--- Start of DATA SECTION ---

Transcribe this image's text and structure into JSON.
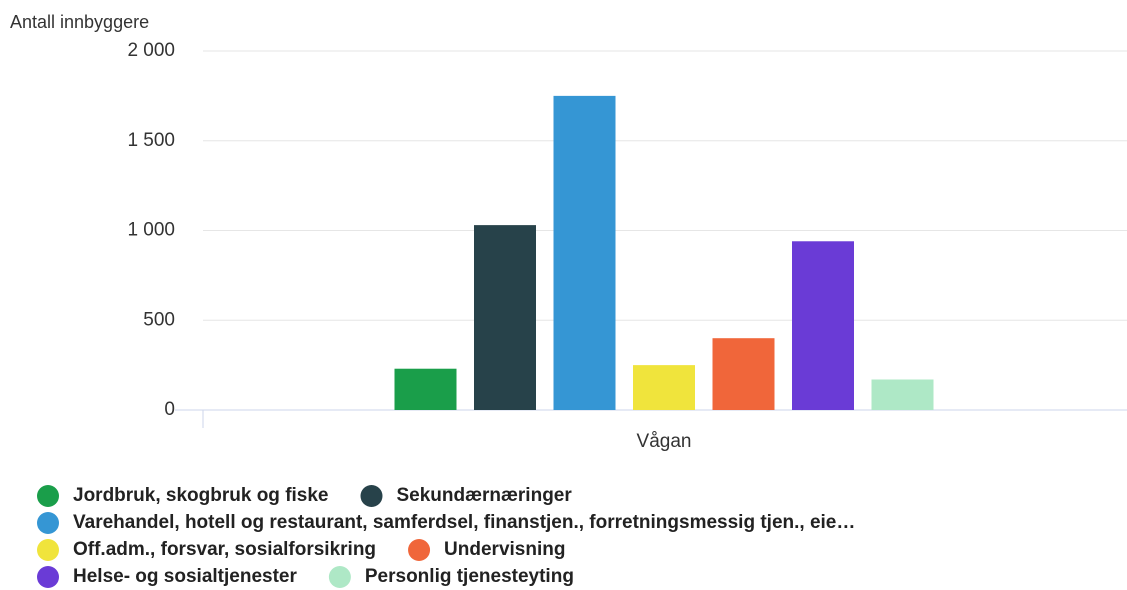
{
  "chart_data": {
    "type": "bar",
    "y_axis_label": "Antall innbyggere",
    "categories": [
      "Vågan"
    ],
    "series": [
      {
        "name": "Jordbruk, skogbruk og fiske",
        "color": "#1a9e4a",
        "values": [
          230
        ]
      },
      {
        "name": "Sekundærnæringer",
        "color": "#27424a",
        "values": [
          1030
        ]
      },
      {
        "name": "Varehandel, hotell og restaurant, samferdsel, finanstjen., forretningsmessig tjen., eie…",
        "color": "#3596d4",
        "values": [
          1750
        ]
      },
      {
        "name": "Off.adm., forsvar, sosialforsikring",
        "color": "#f0e43c",
        "values": [
          250
        ]
      },
      {
        "name": "Undervisning",
        "color": "#f0663a",
        "values": [
          400
        ]
      },
      {
        "name": "Helse- og sosialtjenester",
        "color": "#6a3bd6",
        "values": [
          940
        ]
      },
      {
        "name": "Personlig tjenesteyting",
        "color": "#aee8c6",
        "values": [
          170
        ]
      }
    ],
    "ylim": [
      0,
      2000
    ],
    "yticks": [
      0,
      500,
      {
        "value": 1000,
        "label": "1 000"
      },
      {
        "value": 1500,
        "label": "1 500"
      },
      {
        "value": 2000,
        "label": "2 000"
      }
    ],
    "grid": true,
    "legend": "bottom"
  }
}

--- End of DATA SECTION ---

» WHAT NEEDS TO BE DONE
Pictures are excluded; repeat every record exactly.

» FINAL RESULT
Transcribe this image's text and structure into JSON.
{
  "chart_data": {
    "type": "bar",
    "y_axis_label": "Antall innbyggere",
    "categories": [
      "Vågan"
    ],
    "series": [
      {
        "name": "Jordbruk, skogbruk og fiske",
        "color": "#1a9e4a",
        "values": [
          230
        ]
      },
      {
        "name": "Sekundærnæringer",
        "color": "#27424a",
        "values": [
          1030
        ]
      },
      {
        "name": "Varehandel, hotell og restaurant, samferdsel, finanstjen., forretningsmessig tjen., eie…",
        "color": "#3596d4",
        "values": [
          1750
        ]
      },
      {
        "name": "Off.adm., forsvar, sosialforsikring",
        "color": "#f0e43c",
        "values": [
          250
        ]
      },
      {
        "name": "Undervisning",
        "color": "#f0663a",
        "values": [
          400
        ]
      },
      {
        "name": "Helse- og sosialtjenester",
        "color": "#6a3bd6",
        "values": [
          940
        ]
      },
      {
        "name": "Personlig tjenesteyting",
        "color": "#aee8c6",
        "values": [
          170
        ]
      }
    ],
    "ylim": [
      0,
      2000
    ],
    "yticks": [
      0,
      500,
      {
        "value": 1000,
        "label": "1 000"
      },
      {
        "value": 1500,
        "label": "1 500"
      },
      {
        "value": 2000,
        "label": "2 000"
      }
    ],
    "grid": true,
    "legend": "bottom"
  }
}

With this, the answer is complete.